⟨

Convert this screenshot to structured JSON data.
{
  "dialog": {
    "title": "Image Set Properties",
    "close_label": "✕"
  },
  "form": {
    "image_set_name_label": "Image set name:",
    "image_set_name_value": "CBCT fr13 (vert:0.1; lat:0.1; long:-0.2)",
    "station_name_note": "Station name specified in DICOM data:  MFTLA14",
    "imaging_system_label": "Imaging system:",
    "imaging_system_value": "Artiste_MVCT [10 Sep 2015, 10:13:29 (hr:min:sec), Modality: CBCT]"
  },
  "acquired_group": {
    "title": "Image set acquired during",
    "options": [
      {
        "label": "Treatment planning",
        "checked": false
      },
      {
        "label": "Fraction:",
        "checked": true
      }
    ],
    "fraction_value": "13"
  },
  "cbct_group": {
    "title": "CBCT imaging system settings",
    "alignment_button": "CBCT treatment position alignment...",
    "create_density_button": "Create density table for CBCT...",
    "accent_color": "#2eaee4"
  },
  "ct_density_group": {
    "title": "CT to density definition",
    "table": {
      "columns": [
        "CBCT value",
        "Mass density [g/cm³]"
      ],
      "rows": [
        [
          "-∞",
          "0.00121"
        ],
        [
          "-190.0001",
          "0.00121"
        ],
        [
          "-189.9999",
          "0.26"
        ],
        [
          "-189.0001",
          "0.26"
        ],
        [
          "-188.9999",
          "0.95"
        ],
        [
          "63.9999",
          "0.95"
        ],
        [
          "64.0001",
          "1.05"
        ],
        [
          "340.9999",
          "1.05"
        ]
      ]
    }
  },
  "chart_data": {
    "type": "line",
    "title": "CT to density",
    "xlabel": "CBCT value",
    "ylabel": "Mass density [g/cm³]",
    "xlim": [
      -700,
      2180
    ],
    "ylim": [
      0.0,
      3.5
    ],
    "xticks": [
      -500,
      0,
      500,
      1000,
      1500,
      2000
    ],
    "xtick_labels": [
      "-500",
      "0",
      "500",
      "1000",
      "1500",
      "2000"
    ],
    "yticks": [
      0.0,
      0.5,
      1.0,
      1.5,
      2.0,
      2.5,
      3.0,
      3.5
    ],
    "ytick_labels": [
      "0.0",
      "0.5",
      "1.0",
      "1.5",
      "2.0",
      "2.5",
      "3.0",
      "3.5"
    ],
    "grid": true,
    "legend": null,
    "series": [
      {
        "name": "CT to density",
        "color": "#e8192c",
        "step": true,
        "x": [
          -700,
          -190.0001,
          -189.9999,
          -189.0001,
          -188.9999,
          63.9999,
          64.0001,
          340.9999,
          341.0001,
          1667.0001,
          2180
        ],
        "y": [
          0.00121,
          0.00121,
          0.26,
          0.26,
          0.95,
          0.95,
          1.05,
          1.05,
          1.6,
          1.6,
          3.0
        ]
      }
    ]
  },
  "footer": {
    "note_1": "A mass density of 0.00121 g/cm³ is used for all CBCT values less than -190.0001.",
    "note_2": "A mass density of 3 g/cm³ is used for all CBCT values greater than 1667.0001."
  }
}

⟩

## WHAT THE TASK REQUIRES
Search the records above for "than". Copy each line where it is found.

## RESPONSE TO THE EXERCISE
    "note_1": "A mass density of 0.00121 g/cm³ is used for all CBCT values less than -190.0001.",
    "note_2": "A mass density of 3 g/cm³ is used for all CBCT values greater than 1667.0001."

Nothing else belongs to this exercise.